» Objective
Only lines with the word "genre" are needed; collect each of them from the listing below.

Extracted data entries
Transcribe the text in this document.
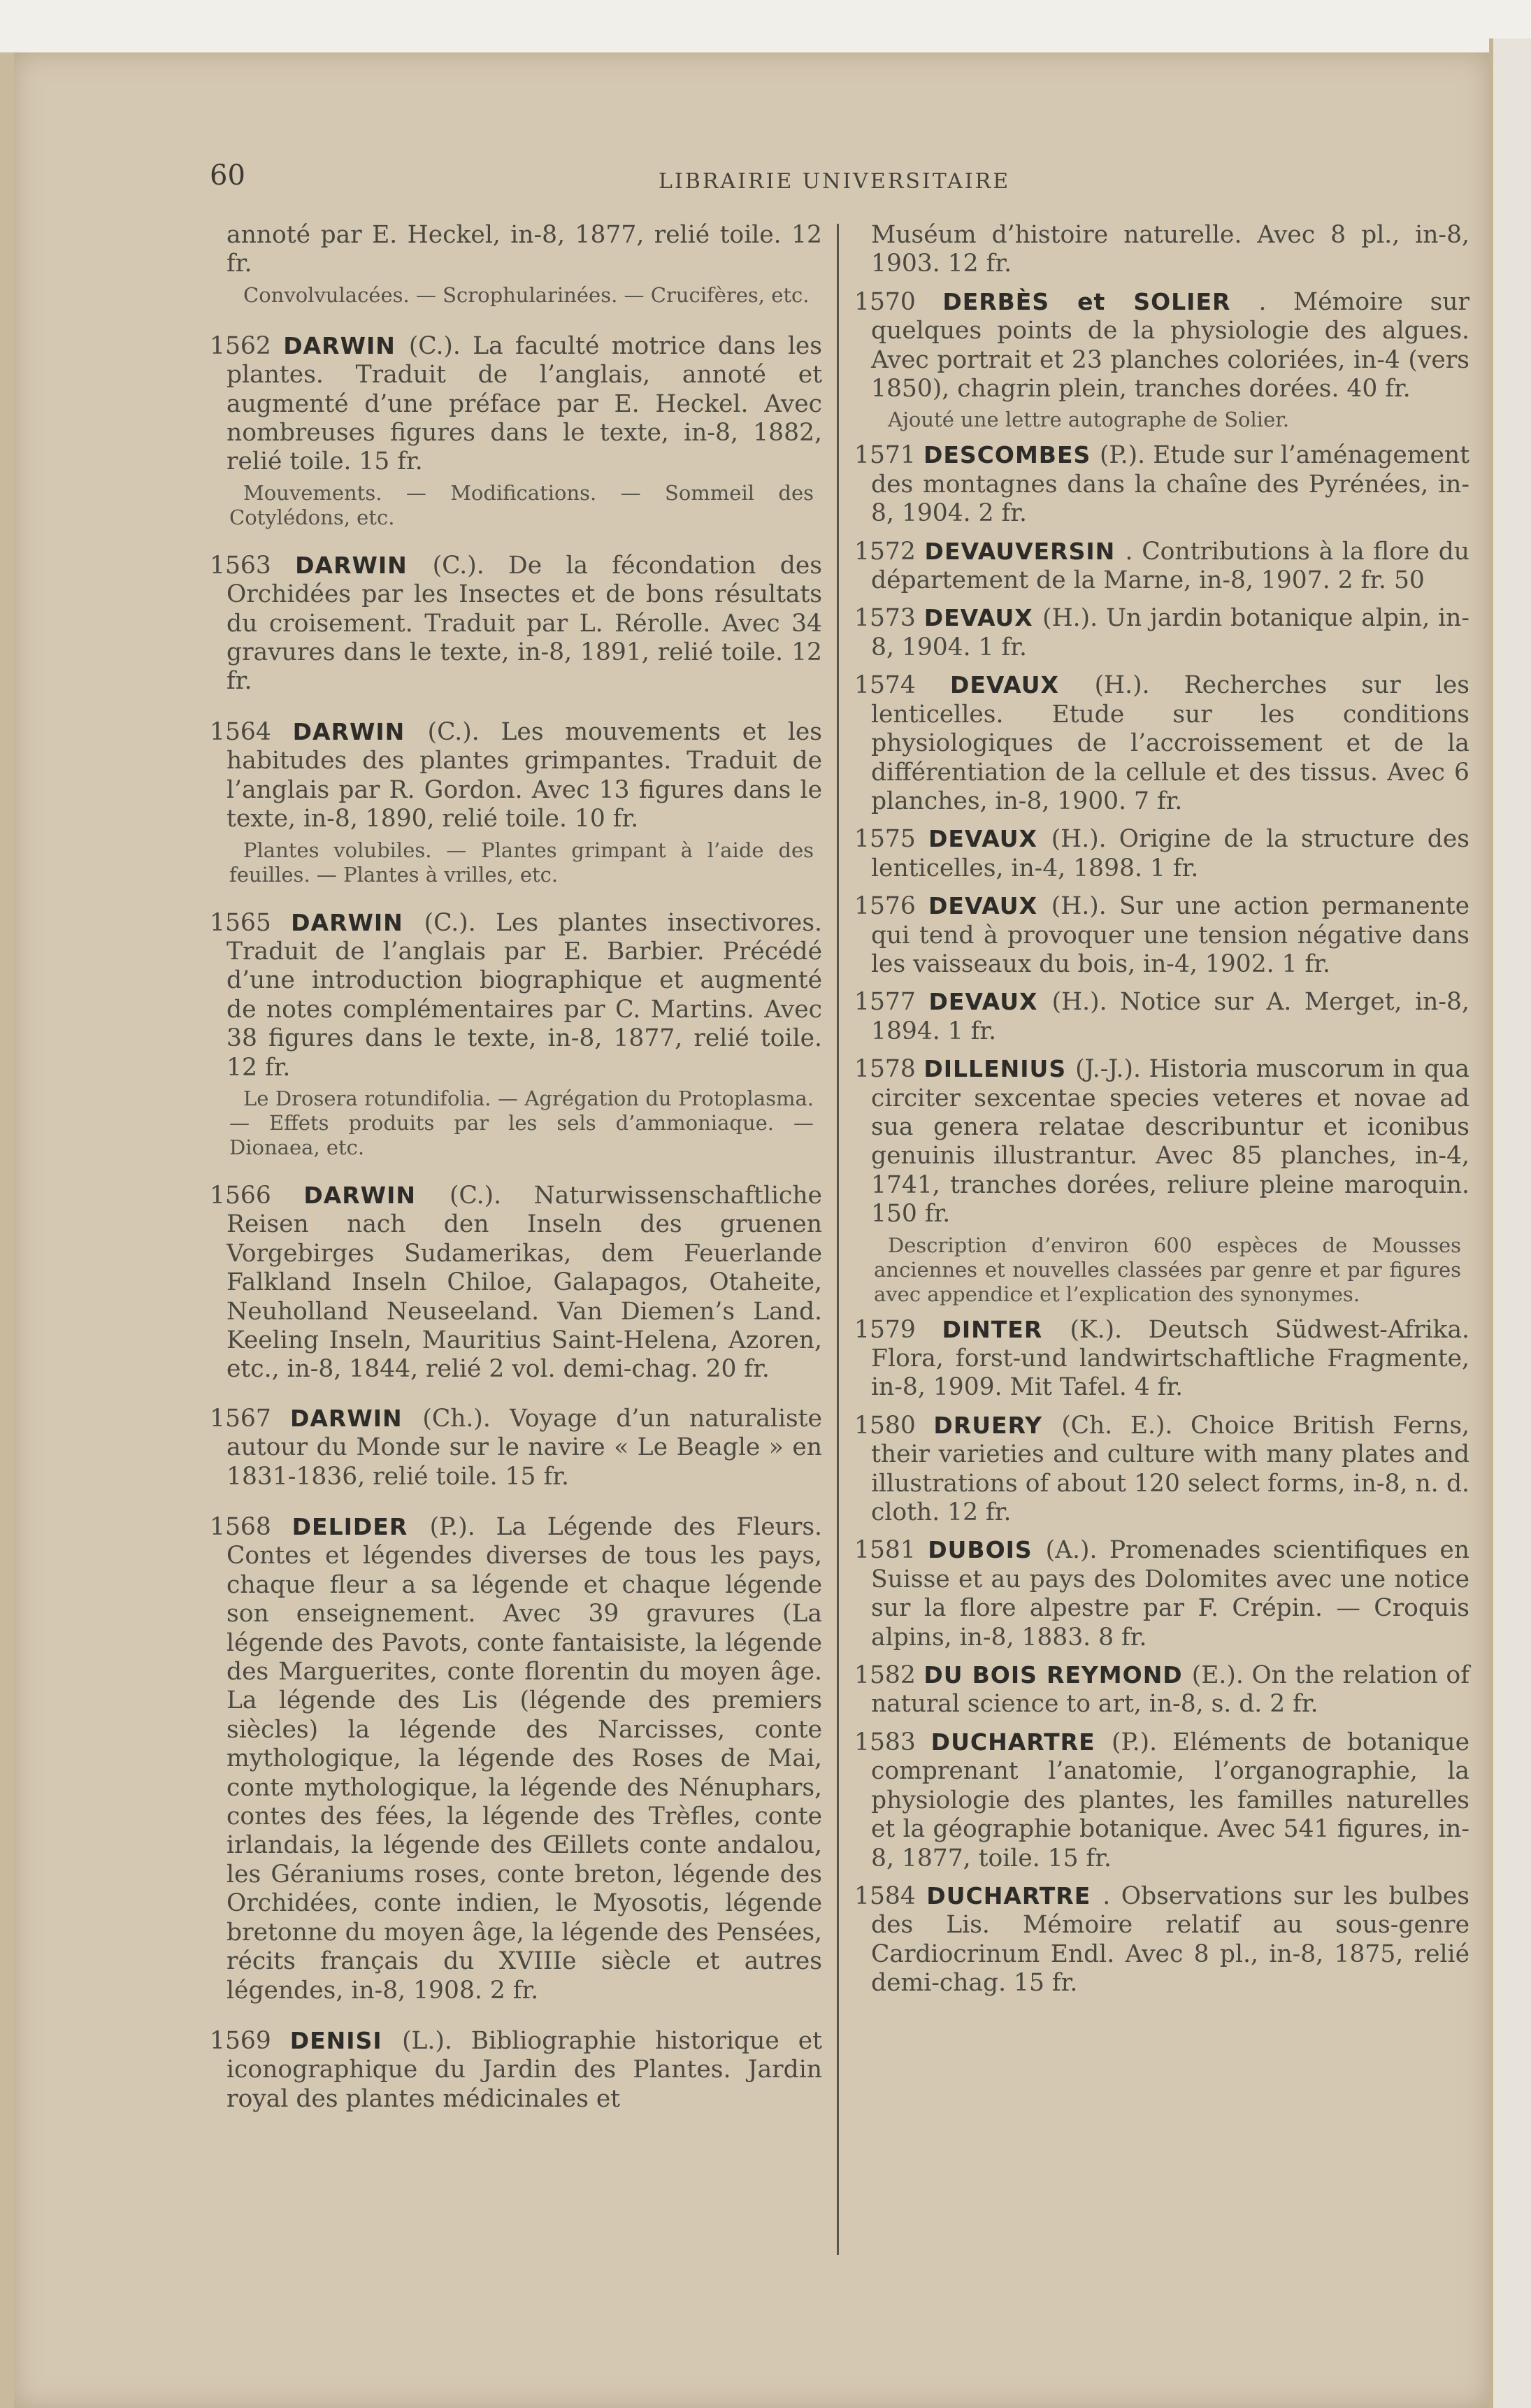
60	LIBRAIRIE UNIVERSITAIRE

annoté par E. Heckel, in-8, 1877, relié toile. 12 fr.

Convolvulacées. — Scrophularinées. — Crucifères, etc.

1562 DARWIN (C.). La faculté motrice dans les plantes. Traduit de l’anglais, annoté et augmenté d’une préface par E. Heckel. Avec nombreuses figures dans le texte, in-8, 1882, relié toile. 15 fr.

Mouvements. — Modifications. — Sommeil des Cotylédons, etc.

1563 DARWIN (C.). De la fécondation des Orchidées par les Insectes et de bons résultats du croisement. Traduit par L. Rérolle. Avec 34 gravures dans le texte, in-8, 1891, relié toile. 12 fr.

1564 DARWIN (C.). Les mouvements et les habitudes des plantes grimpantes. Traduit de l’anglais par R. Gordon. Avec 13 figures dans le texte, in-8, 1890, relié toile. 10 fr.

Plantes volubiles. — Plantes grimpant à l’aide des feuilles. — Plantes à vrilles, etc.

1565 DARWIN (C.). Les plantes insectivores. Traduit de l’anglais par E. Barbier. Précédé d’une introduction biographique et augmenté de notes complémentaires par C. Martins. Avec 38 figures dans le texte, in-8, 1877, relié toile. 12 fr.

Le Drosera rotundifolia. — Agrégation du Protoplasma. — Effets produits par les sels d’ammoniaque. — Dionaea, etc.

1566 DARWIN (C.). Naturwissenschaftliche Reisen nach den Inseln des gruenen Vorgebirges Sudamerikas, dem Feuerlande Falkland Inseln Chiloe, Galapagos, Otaheite, Neuholland Neuseeland. Van Diemen’s Land. Keeling Inseln, Mauritius Saint-Helena, Azoren, etc., in-8, 1844, relié 2 vol. demi-chag. 20 fr.

1567 DARWIN (Ch.). Voyage d’un naturaliste autour du Monde sur le navire « Le Beagle » en 1831-1836, relié toile. 15 fr.

1568 DELIDER (P.). La Légende des Fleurs. Contes et légendes diverses de tous les pays, chaque fleur a sa légende et chaque légende son enseignement. Avec 39 gravures (La légende des Pavots, conte fantaisiste, la légende des Marguerites, conte florentin du moyen âge. La légende des Lis (légende des premiers siècles) la légende des Narcisses, conte mythologique, la légende des Roses de Mai, conte mythologique, la légende des Nénuphars, contes des fées, la légende des Trèfles, conte irlandais, la légende des Œillets conte andalou, les Géraniums roses, conte breton, légende des Orchidées, conte indien, le Myosotis, légende bretonne du moyen âge, la légende des Pensées, récits français du XVIIIe siècle et autres légendes, in-8, 1908. 2 fr.

1569 DENISI (L.). Bibliographie historique et iconographique du Jardin des Plantes. Jardin royal des plantes médicinales et

Muséum d’histoire naturelle. Avec 8 pl., in-8, 1903. 12 fr.

1570 DERBÈS et SOLIER . Mémoire sur quelques points de la physiologie des algues. Avec portrait et 23 planches coloriées, in-4 (vers 1850), chagrin plein, tranches dorées. 40 fr.

Ajouté une lettre autographe de Solier.

1571 DESCOMBES (P.). Etude sur l’aménagement des montagnes dans la chaîne des Pyrénées, in-8, 1904. 2 fr.

1572 DEVAUVERSIN . Contributions à la flore du département de la Marne, in-8, 1907. 2 fr. 50

1573 DEVAUX (H.). Un jardin botanique alpin, in-8, 1904. 1 fr.

1574 DEVAUX (H.). Recherches sur les lenticelles. Etude sur les conditions physiologiques de l’accroissement et de la différentiation de la cellule et des tissus. Avec 6 planches, in-8, 1900. 7 fr.

1575 DEVAUX (H.). Origine de la structure des lenticelles, in-4, 1898. 1 fr.

1576 DEVAUX (H.). Sur une action permanente qui tend à provoquer une tension négative dans les vaisseaux du bois, in-4, 1902. 1 fr.

1577 DEVAUX (H.). Notice sur A. Merget, in-8, 1894. 1 fr.

1578 DILLENIUS (J.-J.). Historia muscorum in qua circiter sexcentae species veteres et novae ad sua genera relatae describuntur et iconibus genuinis illustrantur. Avec 85 planches, in-4, 1741, tranches dorées, reliure pleine maroquin. 150 fr.

Description d’environ 600 espèces de Mousses anciennes et nouvelles classées par genre et par figures avec appendice et l’explication des synonymes.

1579 DINTER (K.). Deutsch Südwest-Afrika. Flora, forst-und landwirtschaftliche Fragmente, in-8, 1909. Mit Tafel. 4 fr.

1580 DRUERY (Ch. E.). Choice British Ferns, their varieties and culture with many plates and illustrations of about 120 select forms, in-8, n. d. cloth. 12 fr.

1581 DUBOIS (A.). Promenades scientifiques en Suisse et au pays des Dolomites avec une notice sur la flore alpestre par F. Crépin. — Croquis alpins, in-8, 1883. 8 fr.

1582 DU BOIS REYMOND (E.). On the relation of natural science to art, in-8, s. d. 2 fr.

1583 DUCHARTRE (P.). Eléments de botanique comprenant l’anatomie, l’organographie, la physiologie des plantes, les familles naturelles et la géographie botanique. Avec 541 figures, in-8, 1877, toile. 15 fr.

1584 DUCHARTRE . Observations sur les bulbes des Lis. Mémoire relatif au sous-genre Cardiocrinum Endl. Avec 8 pl., in-8, 1875, relié demi-chag. 15 fr.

» In response
Description d’environ 600 espèces de Mousses anciennes et nouvelles classées par genre et par figures avec appendice et l’explication des synonymes.
1584 DUCHARTRE . Observations sur les bulbes des Lis. Mémoire relatif au sous-genre Cardiocrinum Endl. Avec 8 pl., in-8, 1875, relié demi-chag. 15 fr.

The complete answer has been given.